_Task statement_:
Go through each line of the records below and count those with the word "vékony"; give only the total.

_Recorded data_:
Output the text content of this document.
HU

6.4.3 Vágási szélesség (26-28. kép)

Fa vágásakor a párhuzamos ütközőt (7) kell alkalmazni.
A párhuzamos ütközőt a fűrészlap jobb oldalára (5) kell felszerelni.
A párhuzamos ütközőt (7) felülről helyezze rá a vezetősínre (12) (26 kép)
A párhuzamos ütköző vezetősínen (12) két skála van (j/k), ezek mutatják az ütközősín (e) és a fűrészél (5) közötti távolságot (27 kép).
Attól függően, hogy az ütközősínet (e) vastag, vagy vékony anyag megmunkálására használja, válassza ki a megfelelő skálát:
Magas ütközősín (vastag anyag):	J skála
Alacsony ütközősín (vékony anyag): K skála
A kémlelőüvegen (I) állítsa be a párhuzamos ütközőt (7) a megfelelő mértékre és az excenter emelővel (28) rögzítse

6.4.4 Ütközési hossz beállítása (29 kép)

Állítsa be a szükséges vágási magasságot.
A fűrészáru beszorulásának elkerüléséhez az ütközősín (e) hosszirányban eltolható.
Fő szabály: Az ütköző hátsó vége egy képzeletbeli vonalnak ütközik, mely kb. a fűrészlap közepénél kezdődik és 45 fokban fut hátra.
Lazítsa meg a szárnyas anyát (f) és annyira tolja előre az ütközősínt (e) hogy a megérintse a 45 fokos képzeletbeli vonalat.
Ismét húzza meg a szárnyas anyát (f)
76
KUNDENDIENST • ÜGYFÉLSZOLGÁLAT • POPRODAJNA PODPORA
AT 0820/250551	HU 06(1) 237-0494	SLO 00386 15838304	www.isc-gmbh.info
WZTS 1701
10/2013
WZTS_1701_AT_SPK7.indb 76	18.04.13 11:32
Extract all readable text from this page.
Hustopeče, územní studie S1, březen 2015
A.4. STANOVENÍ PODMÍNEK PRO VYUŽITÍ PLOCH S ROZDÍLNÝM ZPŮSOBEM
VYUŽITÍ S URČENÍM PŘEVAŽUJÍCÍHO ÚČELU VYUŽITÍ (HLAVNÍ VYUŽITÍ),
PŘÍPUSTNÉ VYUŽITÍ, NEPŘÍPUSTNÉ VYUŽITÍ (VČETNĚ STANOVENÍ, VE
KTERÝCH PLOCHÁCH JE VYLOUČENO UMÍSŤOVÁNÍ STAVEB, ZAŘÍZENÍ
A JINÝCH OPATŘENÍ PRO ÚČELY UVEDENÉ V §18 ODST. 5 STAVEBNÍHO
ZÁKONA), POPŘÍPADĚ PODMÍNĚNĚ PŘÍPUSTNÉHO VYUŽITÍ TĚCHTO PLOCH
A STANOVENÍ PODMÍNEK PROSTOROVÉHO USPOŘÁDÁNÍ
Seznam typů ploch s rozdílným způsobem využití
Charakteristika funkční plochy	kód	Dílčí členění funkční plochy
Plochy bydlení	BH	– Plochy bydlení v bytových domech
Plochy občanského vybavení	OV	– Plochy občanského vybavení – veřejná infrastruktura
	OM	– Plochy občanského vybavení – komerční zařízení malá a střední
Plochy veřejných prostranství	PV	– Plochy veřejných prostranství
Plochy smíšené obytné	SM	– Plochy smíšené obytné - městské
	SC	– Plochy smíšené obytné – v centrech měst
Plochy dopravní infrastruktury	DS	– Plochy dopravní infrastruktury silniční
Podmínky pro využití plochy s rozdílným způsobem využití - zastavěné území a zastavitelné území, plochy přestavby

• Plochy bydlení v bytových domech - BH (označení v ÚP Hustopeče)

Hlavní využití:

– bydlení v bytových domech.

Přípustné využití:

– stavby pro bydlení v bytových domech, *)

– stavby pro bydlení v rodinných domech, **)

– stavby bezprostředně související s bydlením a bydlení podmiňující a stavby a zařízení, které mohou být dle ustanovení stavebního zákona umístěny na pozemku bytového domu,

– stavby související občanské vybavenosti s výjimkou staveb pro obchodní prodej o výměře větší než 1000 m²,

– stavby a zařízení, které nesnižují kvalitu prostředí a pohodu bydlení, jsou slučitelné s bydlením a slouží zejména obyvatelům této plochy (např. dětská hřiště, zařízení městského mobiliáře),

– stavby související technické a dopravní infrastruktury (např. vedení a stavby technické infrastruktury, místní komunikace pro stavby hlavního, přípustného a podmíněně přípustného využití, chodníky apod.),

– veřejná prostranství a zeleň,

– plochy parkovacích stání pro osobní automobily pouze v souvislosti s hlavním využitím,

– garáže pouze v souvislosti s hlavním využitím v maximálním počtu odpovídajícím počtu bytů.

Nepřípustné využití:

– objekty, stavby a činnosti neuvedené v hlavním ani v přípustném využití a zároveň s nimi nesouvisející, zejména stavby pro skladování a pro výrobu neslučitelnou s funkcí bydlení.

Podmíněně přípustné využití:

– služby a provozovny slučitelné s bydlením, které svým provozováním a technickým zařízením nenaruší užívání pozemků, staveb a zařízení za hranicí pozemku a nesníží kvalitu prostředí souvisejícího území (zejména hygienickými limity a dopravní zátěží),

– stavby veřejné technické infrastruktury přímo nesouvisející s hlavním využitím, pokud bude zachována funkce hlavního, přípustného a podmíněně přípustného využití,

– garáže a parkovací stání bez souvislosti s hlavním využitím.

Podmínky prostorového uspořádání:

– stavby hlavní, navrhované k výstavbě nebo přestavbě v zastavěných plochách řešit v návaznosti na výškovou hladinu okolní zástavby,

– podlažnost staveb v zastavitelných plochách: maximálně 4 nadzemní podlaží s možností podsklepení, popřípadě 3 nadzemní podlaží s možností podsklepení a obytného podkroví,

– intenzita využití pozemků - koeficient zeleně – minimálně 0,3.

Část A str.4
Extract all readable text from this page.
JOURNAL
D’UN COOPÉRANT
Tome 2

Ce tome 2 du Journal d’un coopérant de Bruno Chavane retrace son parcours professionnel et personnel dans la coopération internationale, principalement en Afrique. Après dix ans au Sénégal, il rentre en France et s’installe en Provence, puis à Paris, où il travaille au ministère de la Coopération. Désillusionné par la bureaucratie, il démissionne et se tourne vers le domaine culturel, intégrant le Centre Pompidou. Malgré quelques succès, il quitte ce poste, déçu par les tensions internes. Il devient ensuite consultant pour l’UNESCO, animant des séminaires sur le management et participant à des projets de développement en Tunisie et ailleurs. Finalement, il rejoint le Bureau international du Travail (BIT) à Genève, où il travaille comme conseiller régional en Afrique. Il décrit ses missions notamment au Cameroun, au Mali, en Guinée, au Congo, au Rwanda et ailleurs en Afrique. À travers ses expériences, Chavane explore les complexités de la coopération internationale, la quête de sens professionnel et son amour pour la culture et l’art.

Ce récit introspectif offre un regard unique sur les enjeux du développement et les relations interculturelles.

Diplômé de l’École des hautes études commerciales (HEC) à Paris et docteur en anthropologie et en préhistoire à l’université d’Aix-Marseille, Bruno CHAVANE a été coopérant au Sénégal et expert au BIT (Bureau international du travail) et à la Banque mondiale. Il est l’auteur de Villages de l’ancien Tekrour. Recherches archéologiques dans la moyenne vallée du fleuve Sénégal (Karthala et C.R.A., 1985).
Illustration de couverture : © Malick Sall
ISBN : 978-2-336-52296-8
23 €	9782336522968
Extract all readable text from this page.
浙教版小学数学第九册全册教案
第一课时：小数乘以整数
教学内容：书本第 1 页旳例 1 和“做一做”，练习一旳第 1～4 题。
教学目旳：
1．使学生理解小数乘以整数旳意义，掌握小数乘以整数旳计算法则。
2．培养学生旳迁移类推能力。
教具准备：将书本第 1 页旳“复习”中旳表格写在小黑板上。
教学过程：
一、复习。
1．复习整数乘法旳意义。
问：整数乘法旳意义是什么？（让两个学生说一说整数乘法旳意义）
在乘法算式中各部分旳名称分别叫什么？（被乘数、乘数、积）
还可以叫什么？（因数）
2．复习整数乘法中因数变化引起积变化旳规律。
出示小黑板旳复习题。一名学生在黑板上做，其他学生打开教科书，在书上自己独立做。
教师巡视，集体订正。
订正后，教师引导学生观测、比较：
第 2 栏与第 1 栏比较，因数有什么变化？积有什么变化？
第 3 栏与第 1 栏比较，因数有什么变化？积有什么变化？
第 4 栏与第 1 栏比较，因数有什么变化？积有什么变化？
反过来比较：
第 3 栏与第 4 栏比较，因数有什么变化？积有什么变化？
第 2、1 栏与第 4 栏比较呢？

_The output_:
2